**Written instruction:** The records that follow are to be repeated without alteration.

-------- Material for the task

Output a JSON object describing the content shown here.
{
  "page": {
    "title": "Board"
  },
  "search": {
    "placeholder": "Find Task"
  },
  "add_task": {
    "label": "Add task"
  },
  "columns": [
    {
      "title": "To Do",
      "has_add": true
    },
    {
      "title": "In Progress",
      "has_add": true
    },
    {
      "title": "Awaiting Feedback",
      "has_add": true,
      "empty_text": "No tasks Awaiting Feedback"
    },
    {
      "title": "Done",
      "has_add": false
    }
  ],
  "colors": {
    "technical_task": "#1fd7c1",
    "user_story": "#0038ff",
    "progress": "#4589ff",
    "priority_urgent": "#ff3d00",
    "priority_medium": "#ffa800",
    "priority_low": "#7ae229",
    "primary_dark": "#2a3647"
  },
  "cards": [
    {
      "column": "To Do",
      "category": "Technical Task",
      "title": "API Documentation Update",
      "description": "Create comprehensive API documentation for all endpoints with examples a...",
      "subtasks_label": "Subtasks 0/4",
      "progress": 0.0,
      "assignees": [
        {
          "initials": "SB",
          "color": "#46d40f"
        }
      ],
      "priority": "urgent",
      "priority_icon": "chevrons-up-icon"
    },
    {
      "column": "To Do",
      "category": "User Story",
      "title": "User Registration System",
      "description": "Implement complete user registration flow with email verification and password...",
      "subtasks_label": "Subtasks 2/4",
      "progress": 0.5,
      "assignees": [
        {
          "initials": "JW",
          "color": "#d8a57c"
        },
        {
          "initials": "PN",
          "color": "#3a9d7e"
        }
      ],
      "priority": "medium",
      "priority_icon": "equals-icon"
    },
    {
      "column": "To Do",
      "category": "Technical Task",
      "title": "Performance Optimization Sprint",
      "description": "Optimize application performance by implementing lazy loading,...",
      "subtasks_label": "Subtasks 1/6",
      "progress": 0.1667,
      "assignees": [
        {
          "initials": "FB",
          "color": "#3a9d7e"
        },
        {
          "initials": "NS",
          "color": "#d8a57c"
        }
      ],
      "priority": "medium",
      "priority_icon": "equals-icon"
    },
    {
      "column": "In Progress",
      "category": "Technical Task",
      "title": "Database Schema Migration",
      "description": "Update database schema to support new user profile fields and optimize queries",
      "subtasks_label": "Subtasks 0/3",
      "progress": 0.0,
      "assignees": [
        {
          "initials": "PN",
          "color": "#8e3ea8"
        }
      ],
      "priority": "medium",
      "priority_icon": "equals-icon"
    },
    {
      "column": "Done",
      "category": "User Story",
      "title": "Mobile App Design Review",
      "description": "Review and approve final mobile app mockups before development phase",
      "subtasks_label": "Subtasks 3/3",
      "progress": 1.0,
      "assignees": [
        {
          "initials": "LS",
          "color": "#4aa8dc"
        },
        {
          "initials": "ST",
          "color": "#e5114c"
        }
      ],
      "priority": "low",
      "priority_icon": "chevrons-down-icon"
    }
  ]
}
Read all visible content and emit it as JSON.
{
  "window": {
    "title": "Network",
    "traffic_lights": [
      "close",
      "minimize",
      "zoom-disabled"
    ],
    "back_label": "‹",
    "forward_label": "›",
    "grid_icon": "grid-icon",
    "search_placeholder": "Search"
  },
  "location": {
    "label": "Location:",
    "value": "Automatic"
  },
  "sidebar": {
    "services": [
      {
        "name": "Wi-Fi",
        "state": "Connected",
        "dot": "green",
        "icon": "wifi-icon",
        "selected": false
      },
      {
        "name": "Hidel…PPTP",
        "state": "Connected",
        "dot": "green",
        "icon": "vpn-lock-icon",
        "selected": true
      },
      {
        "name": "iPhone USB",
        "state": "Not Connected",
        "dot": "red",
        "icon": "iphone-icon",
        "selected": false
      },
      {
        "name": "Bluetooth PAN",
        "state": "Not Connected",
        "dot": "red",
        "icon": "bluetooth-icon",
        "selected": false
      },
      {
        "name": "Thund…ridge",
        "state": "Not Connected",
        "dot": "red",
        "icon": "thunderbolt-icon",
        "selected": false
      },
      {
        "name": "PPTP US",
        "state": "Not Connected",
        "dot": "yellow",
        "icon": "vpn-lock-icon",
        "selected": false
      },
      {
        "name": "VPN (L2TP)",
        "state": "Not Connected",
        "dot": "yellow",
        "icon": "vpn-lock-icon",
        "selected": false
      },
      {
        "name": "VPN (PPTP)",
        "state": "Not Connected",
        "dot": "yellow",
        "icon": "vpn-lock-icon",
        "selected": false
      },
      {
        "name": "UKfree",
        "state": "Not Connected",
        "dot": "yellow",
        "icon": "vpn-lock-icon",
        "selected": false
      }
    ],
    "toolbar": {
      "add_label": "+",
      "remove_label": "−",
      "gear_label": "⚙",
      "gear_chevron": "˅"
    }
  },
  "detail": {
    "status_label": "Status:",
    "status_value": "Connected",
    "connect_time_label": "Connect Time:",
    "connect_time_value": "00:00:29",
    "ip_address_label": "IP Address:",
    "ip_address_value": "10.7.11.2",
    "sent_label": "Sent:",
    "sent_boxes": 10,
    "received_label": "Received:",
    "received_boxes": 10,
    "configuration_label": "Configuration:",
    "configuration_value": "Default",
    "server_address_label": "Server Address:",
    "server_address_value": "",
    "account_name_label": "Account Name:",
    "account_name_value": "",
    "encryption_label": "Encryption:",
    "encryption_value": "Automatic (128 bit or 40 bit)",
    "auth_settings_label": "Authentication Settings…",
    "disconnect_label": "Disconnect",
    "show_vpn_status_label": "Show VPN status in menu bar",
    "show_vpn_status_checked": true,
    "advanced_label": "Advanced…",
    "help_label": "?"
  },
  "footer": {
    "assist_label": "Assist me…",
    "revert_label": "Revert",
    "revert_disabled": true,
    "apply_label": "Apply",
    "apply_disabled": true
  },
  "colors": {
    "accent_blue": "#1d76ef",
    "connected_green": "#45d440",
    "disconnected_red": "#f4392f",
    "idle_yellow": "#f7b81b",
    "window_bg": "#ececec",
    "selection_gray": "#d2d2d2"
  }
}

----------------

**Worked solution:**
Output a JSON object describing the content shown here.
{
  "page": {
    "title": "Board"
  },
  "search": {
    "placeholder": "Find Task"
  },
  "add_task": {
    "label": "Add task"
  },
  "columns": [
    {
      "title": "To Do",
      "has_add": true
    },
    {
      "title": "In Progress",
      "has_add": true
    },
    {
      "title": "Awaiting Feedback",
      "has_add": true,
      "empty_text": "No tasks Awaiting Feedback"
    },
    {
      "title": "Done",
      "has_add": false
    }
  ],
  "colors": {
    "technical_task": "#1fd7c1",
    "user_story": "#0038ff",
    "progress": "#4589ff",
    "priority_urgent": "#ff3d00",
    "priority_medium": "#ffa800",
    "priority_low": "#7ae229",
    "primary_dark": "#2a3647"
  },
  "cards": [
    {
      "column": "To Do",
      "category": "Technical Task",
      "title": "API Documentation Update",
      "description": "Create comprehensive API documentation for all endpoints with examples a...",
      "subtasks_label": "Subtasks 0/4",
      "progress": 0.0,
      "assignees": [
        {
          "initials": "SB",
          "color": "#46d40f"
        }
      ],
      "priority": "urgent",
      "priority_icon": "chevrons-up-icon"
    },
    {
      "column": "To Do",
      "category": "User Story",
      "title": "User Registration System",
      "description": "Implement complete user registration flow with email verification and password...",
      "subtasks_label": "Subtasks 2/4",
      "progress": 0.5,
      "assignees": [
        {
          "initials": "JW",
          "color": "#d8a57c"
        },
        {
          "initials": "PN",
          "color": "#3a9d7e"
        }
      ],
      "priority": "medium",
      "priority_icon": "equals-icon"
    },
    {
      "column": "To Do",
      "category": "Technical Task",
      "title": "Performance Optimization Sprint",
      "description": "Optimize application performance by implementing lazy loading,...",
      "subtasks_label": "Subtasks 1/6",
      "progress": 0.1667,
      "assignees": [
        {
          "initials": "FB",
          "color": "#3a9d7e"
        },
        {
          "initials": "NS",
          "color": "#d8a57c"
        }
      ],
      "priority": "medium",
      "priority_icon": "equals-icon"
    },
    {
      "column": "In Progress",
      "category": "Technical Task",
      "title": "Database Schema Migration",
      "description": "Update database schema to support new user profile fields and optimize queries",
      "subtasks_label": "Subtasks 0/3",
      "progress": 0.0,
      "assignees": [
        {
          "initials": "PN",
          "color": "#8e3ea8"
        }
      ],
      "priority": "medium",
      "priority_icon": "equals-icon"
    },
    {
      "column": "Done",
      "category": "User Story",
      "title": "Mobile App Design Review",
      "description": "Review and approve final mobile app mockups before development phase",
      "subtasks_label": "Subtasks 3/3",
      "progress": 1.0,
      "assignees": [
        {
          "initials": "LS",
          "color": "#4aa8dc"
        },
        {
          "initials": "ST",
          "color": "#e5114c"
        }
      ],
      "priority": "low",
      "priority_icon": "chevrons-down-icon"
    }
  ]
}
Read all visible content and emit it as JSON.
{
  "window": {
    "title": "Network",
    "traffic_lights": [
      "close",
      "minimize",
      "zoom-disabled"
    ],
    "back_label": "‹",
    "forward_label": "›",
    "grid_icon": "grid-icon",
    "search_placeholder": "Search"
  },
  "location": {
    "label": "Location:",
    "value": "Automatic"
  },
  "sidebar": {
    "services": [
      {
        "name": "Wi-Fi",
        "state": "Connected",
        "dot": "green",
        "icon": "wifi-icon",
        "selected": false
      },
      {
        "name": "Hidel…PPTP",
        "state": "Connected",
        "dot": "green",
        "icon": "vpn-lock-icon",
        "selected": true
      },
      {
        "name": "iPhone USB",
        "state": "Not Connected",
        "dot": "red",
        "icon": "iphone-icon",
        "selected": false
      },
      {
        "name": "Bluetooth PAN",
        "state": "Not Connected",
        "dot": "red",
        "icon": "bluetooth-icon",
        "selected": false
      },
      {
        "name": "Thund…ridge",
        "state": "Not Connected",
        "dot": "red",
        "icon": "thunderbolt-icon",
        "selected": false
      },
      {
        "name": "PPTP US",
        "state": "Not Connected",
        "dot": "yellow",
        "icon": "vpn-lock-icon",
        "selected": false
      },
      {
        "name": "VPN (L2TP)",
        "state": "Not Connected",
        "dot": "yellow",
        "icon": "vpn-lock-icon",
        "selected": false
      },
      {
        "name": "VPN (PPTP)",
        "state": "Not Connected",
        "dot": "yellow",
        "icon": "vpn-lock-icon",
        "selected": false
      },
      {
        "name": "UKfree",
        "state": "Not Connected",
        "dot": "yellow",
        "icon": "vpn-lock-icon",
        "selected": false
      }
    ],
    "toolbar": {
      "add_label": "+",
      "remove_label": "−",
      "gear_label": "⚙",
      "gear_chevron": "˅"
    }
  },
  "detail": {
    "status_label": "Status:",
    "status_value": "Connected",
    "connect_time_label": "Connect Time:",
    "connect_time_value": "00:00:29",
    "ip_address_label": "IP Address:",
    "ip_address_value": "10.7.11.2",
    "sent_label": "Sent:",
    "sent_boxes": 10,
    "received_label": "Received:",
    "received_boxes": 10,
    "configuration_label": "Configuration:",
    "configuration_value": "Default",
    "server_address_label": "Server Address:",
    "server_address_value": "",
    "account_name_label": "Account Name:",
    "account_name_value": "",
    "encryption_label": "Encryption:",
    "encryption_value": "Automatic (128 bit or 40 bit)",
    "auth_settings_label": "Authentication Settings…",
    "disconnect_label": "Disconnect",
    "show_vpn_status_label": "Show VPN status in menu bar",
    "show_vpn_status_checked": true,
    "advanced_label": "Advanced…",
    "help_label": "?"
  },
  "footer": {
    "assist_label": "Assist me…",
    "revert_label": "Revert",
    "revert_disabled": true,
    "apply_label": "Apply",
    "apply_disabled": true
  },
  "colors": {
    "accent_blue": "#1d76ef",
    "connected_green": "#45d440",
    "disconnected_red": "#f4392f",
    "idle_yellow": "#f7b81b",
    "window_bg": "#ececec",
    "selection_gray": "#d2d2d2"
  }
}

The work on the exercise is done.